Start Information given

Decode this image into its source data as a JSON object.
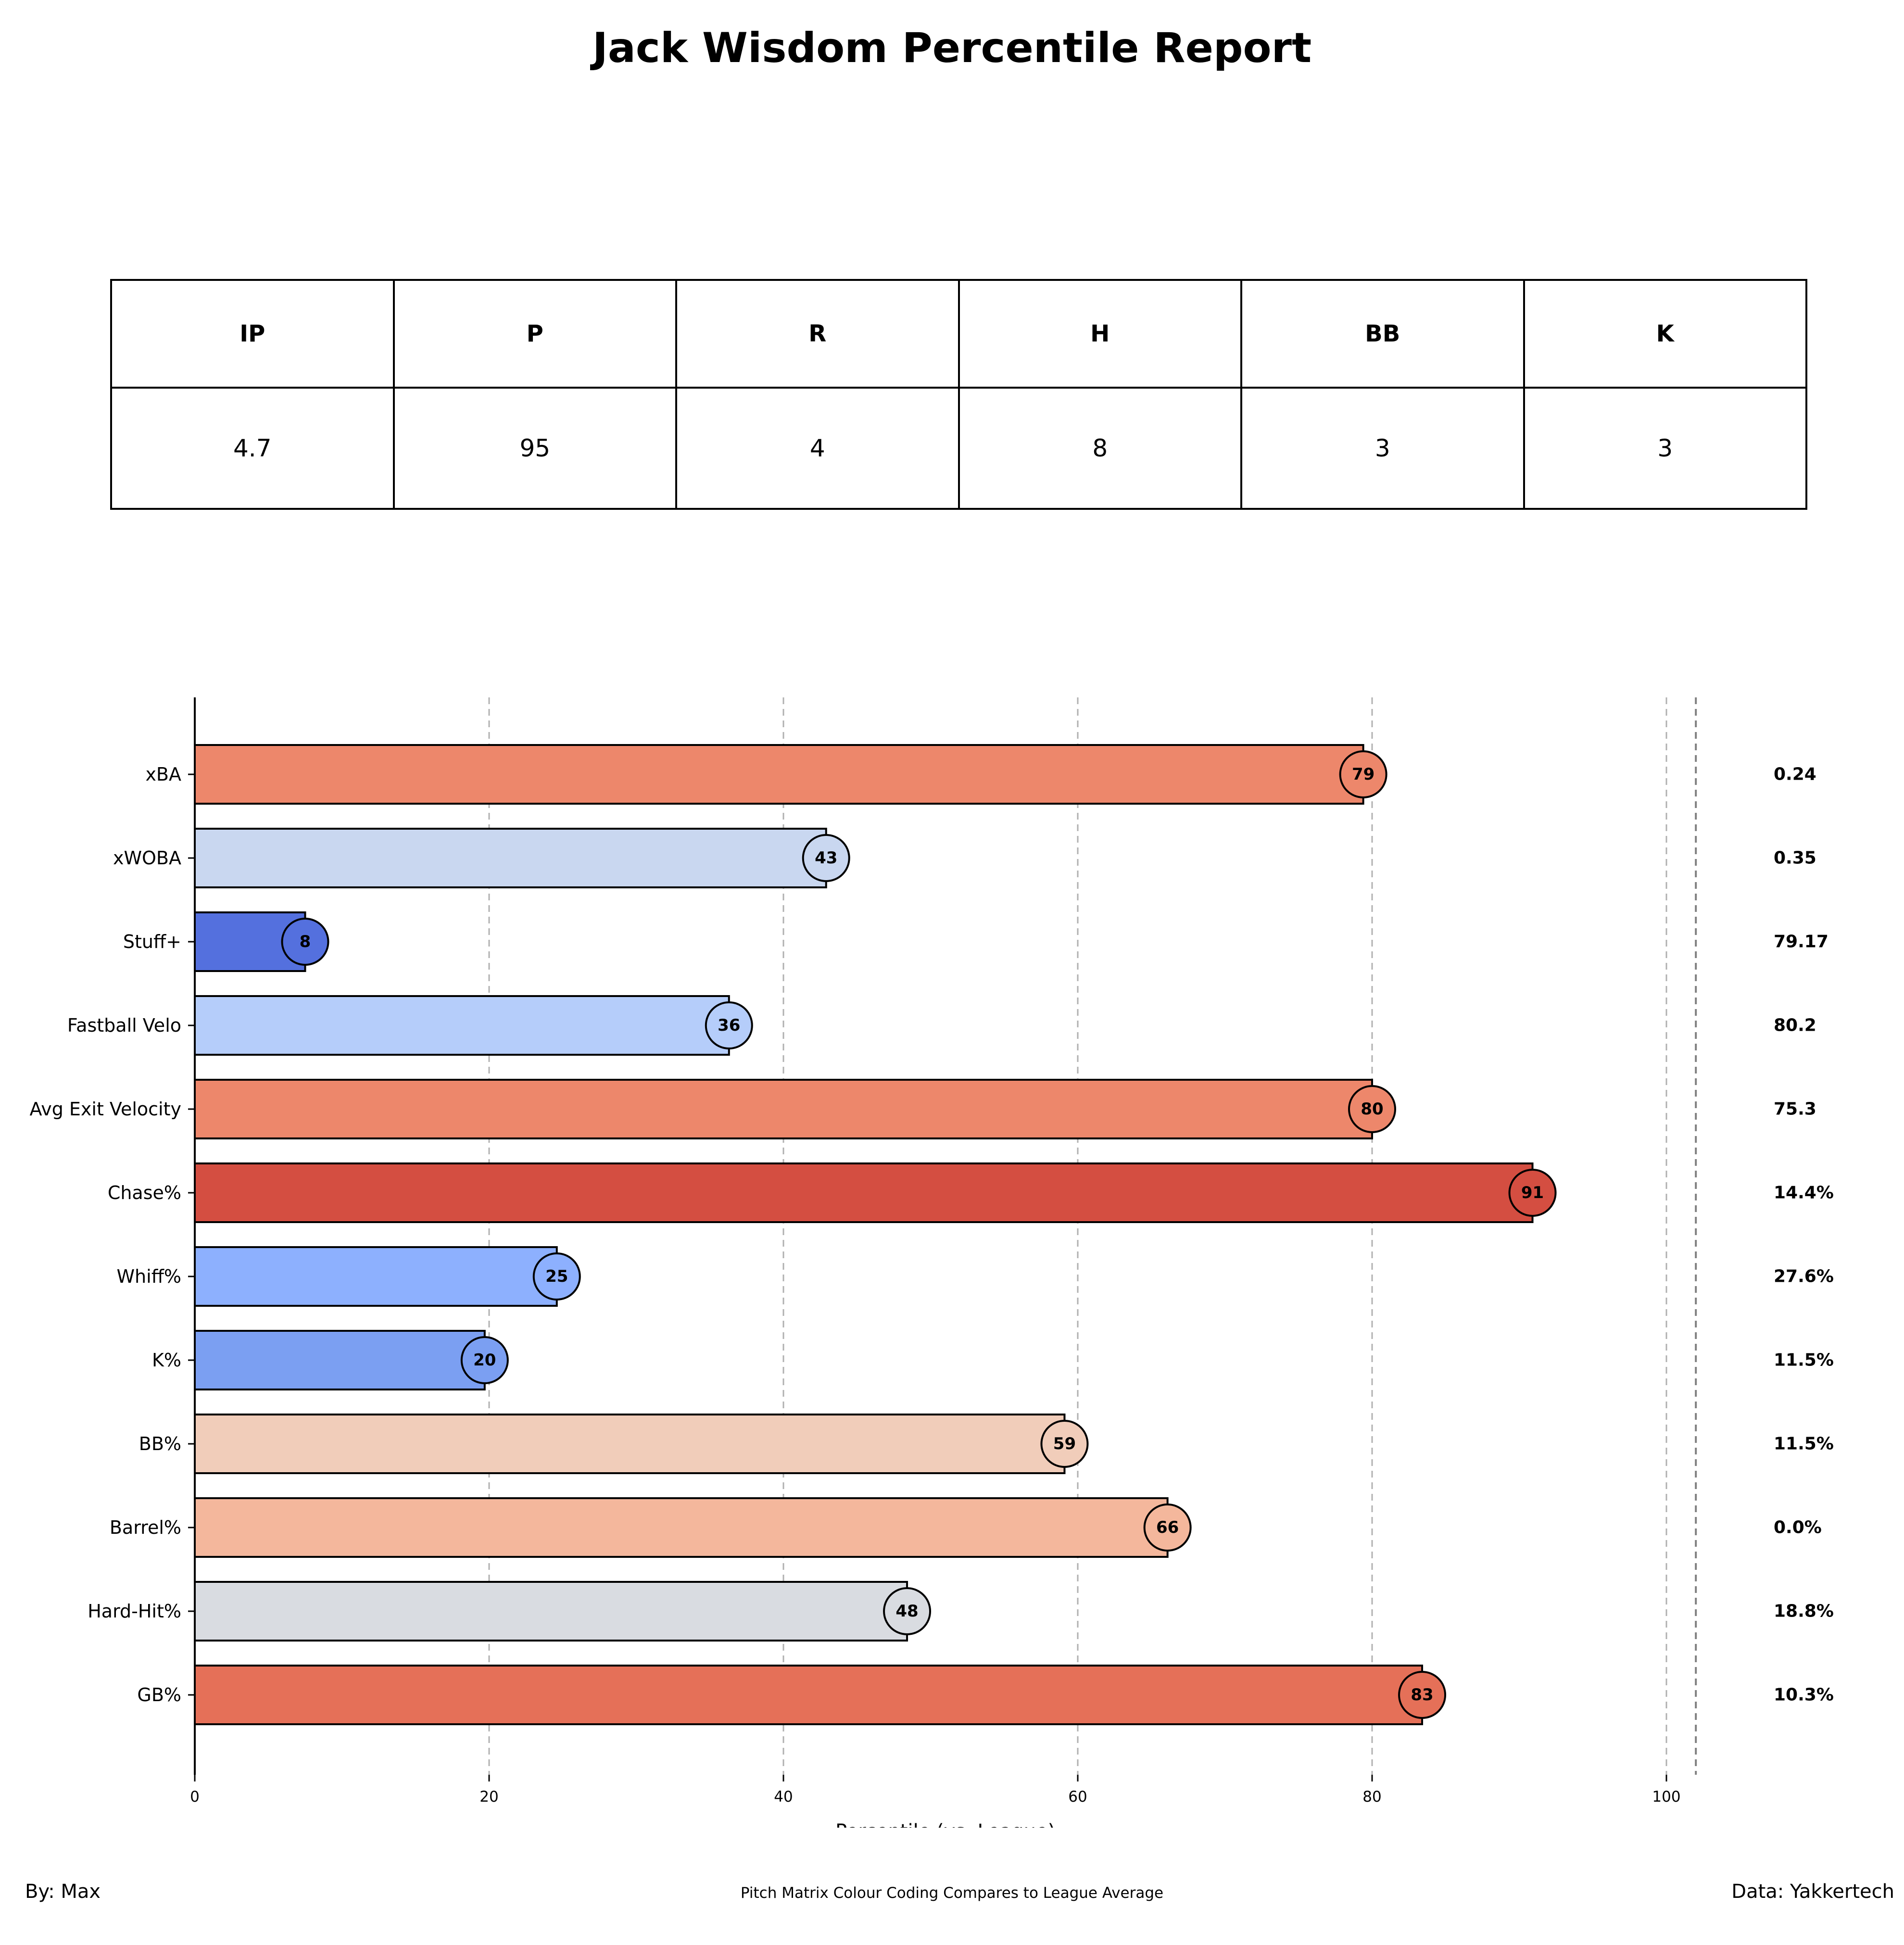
{
  "title": "Jack Wisdom Percentile Report",
  "stats_table": {
    "headers": [
      "IP",
      "P",
      "R",
      "H",
      "BB",
      "K"
    ],
    "values": [
      "4.7",
      "95",
      "4",
      "8",
      "3",
      "3"
    ]
  },
  "chart_data": {
    "type": "bar",
    "orientation": "horizontal",
    "xlabel": "Percentile (vs. League)",
    "xlim": [
      0,
      102
    ],
    "xticks": [
      0,
      20,
      40,
      60,
      80,
      100
    ],
    "grid": "vertical dashed",
    "categories": [
      "xBA",
      "xWOBA",
      "Stuff+",
      "Fastball Velo",
      "Avg Exit Velocity",
      "Chase%",
      "Whiff%",
      "K%",
      "BB%",
      "Barrel%",
      "Hard-Hit%",
      "GB%"
    ],
    "values": [
      79.4,
      42.9,
      7.5,
      36.3,
      80,
      90.9,
      24.6,
      19.7,
      59.1,
      66.1,
      48.4,
      83.4
    ],
    "labels": [
      "79",
      "43",
      "8",
      "36",
      "80",
      "91",
      "25",
      "20",
      "59",
      "66",
      "48",
      "83"
    ],
    "raw_values": [
      "0.24",
      "0.35",
      "79.17",
      "80.2",
      "75.3",
      "14.4%",
      "27.6%",
      "11.5%",
      "11.5%",
      "0.0%",
      "18.8%",
      "10.3%"
    ],
    "colors": [
      "#ed876b",
      "#c9d7f0",
      "#5470de",
      "#b5cdfa",
      "#ed876b",
      "#d44e41",
      "#8db0fe",
      "#7b9ff2",
      "#f1cdba",
      "#f4b79c",
      "#d9dce1",
      "#e57058"
    ]
  },
  "footer": {
    "left": "By: Max",
    "center": "Pitch Matrix Colour Coding Compares to League Average",
    "right": "Data: Yakkertech"
  }
}
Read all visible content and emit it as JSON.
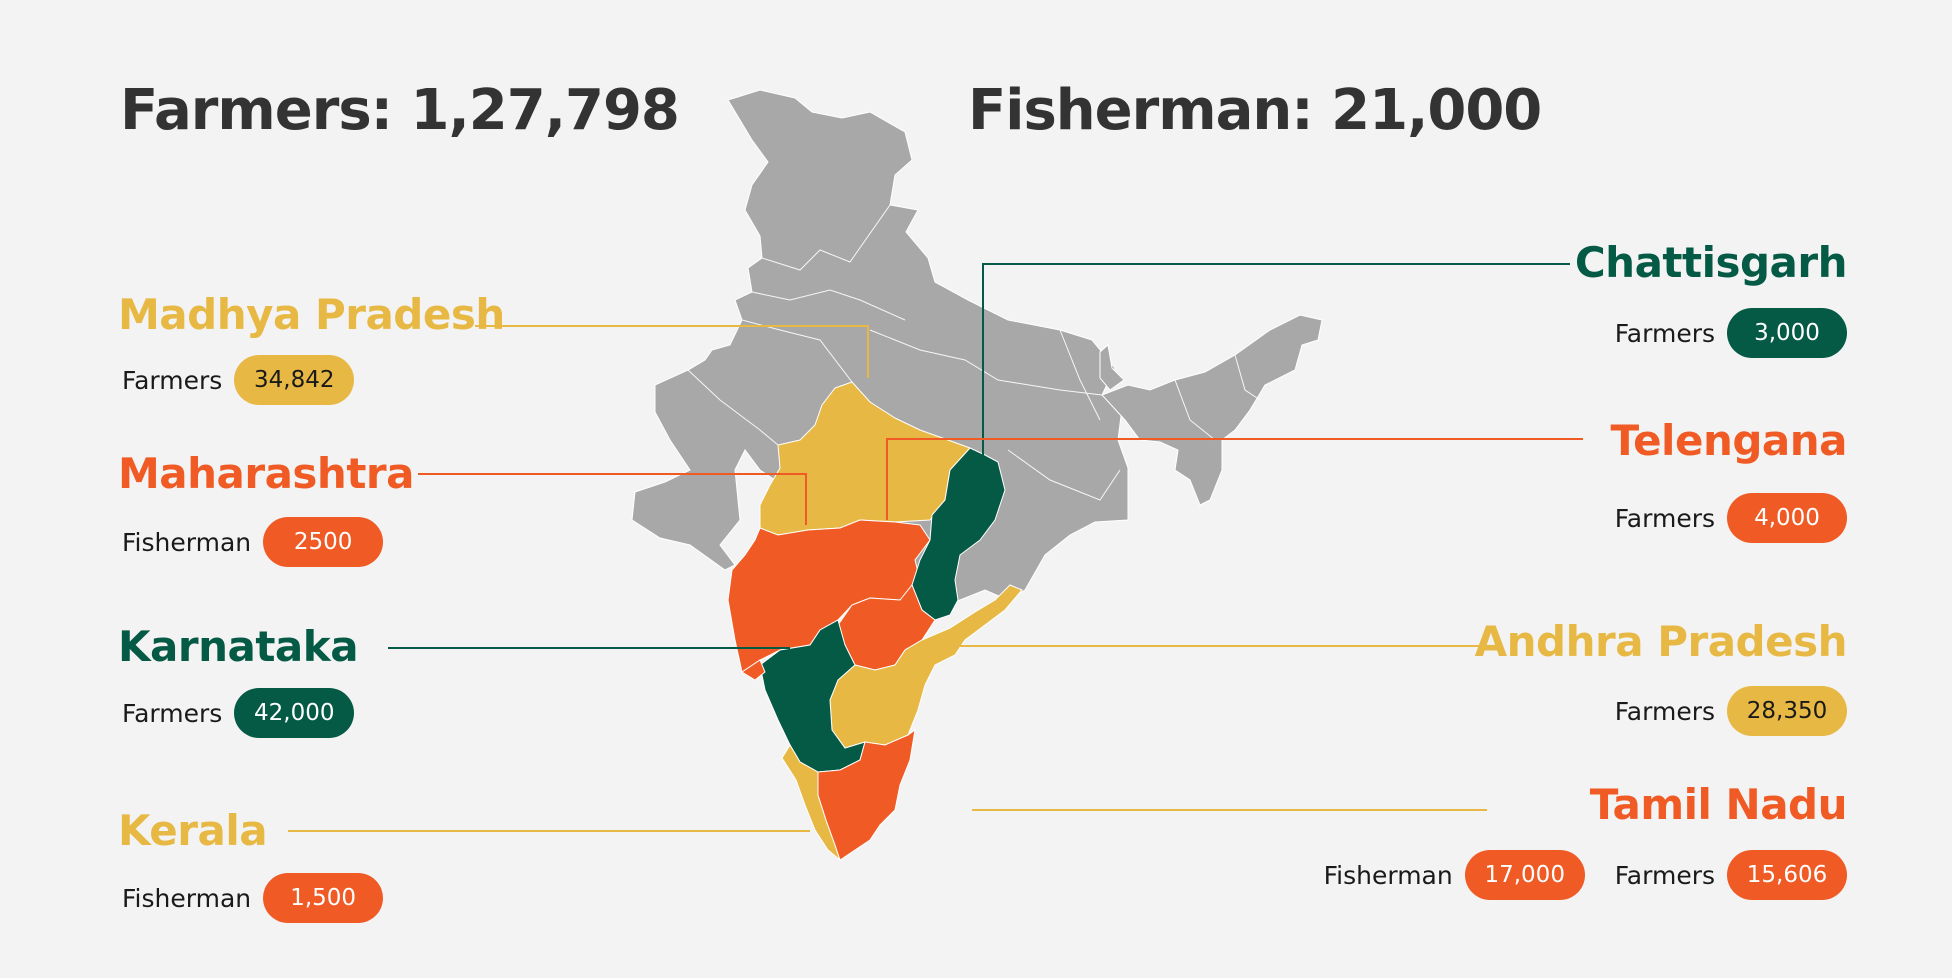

End Information given

**Exercise**
Print the records above exactly as they stand, but leave out the pictures.

**Result**
Decode this image into its source data as a JSON object.
{
  "title": "Jack Wisdom Percentile Report",
  "stats_table": {
    "headers": [
      "IP",
      "P",
      "R",
      "H",
      "BB",
      "K"
    ],
    "values": [
      "4.7",
      "95",
      "4",
      "8",
      "3",
      "3"
    ]
  },
  "chart_data": {
    "type": "bar",
    "orientation": "horizontal",
    "xlabel": "Percentile (vs. League)",
    "xlim": [
      0,
      102
    ],
    "xticks": [
      0,
      20,
      40,
      60,
      80,
      100
    ],
    "grid": "vertical dashed",
    "categories": [
      "xBA",
      "xWOBA",
      "Stuff+",
      "Fastball Velo",
      "Avg Exit Velocity",
      "Chase%",
      "Whiff%",
      "K%",
      "BB%",
      "Barrel%",
      "Hard-Hit%",
      "GB%"
    ],
    "values": [
      79.4,
      42.9,
      7.5,
      36.3,
      80,
      90.9,
      24.6,
      19.7,
      59.1,
      66.1,
      48.4,
      83.4
    ],
    "labels": [
      "79",
      "43",
      "8",
      "36",
      "80",
      "91",
      "25",
      "20",
      "59",
      "66",
      "48",
      "83"
    ],
    "raw_values": [
      "0.24",
      "0.35",
      "79.17",
      "80.2",
      "75.3",
      "14.4%",
      "27.6%",
      "11.5%",
      "11.5%",
      "0.0%",
      "18.8%",
      "10.3%"
    ],
    "colors": [
      "#ed876b",
      "#c9d7f0",
      "#5470de",
      "#b5cdfa",
      "#ed876b",
      "#d44e41",
      "#8db0fe",
      "#7b9ff2",
      "#f1cdba",
      "#f4b79c",
      "#d9dce1",
      "#e57058"
    ]
  },
  "footer": {
    "left": "By: Max",
    "center": "Pitch Matrix Colour Coding Compares to League Average",
    "right": "Data: Yakkertech"
  }
}
Read all visible content and emit it as JSON.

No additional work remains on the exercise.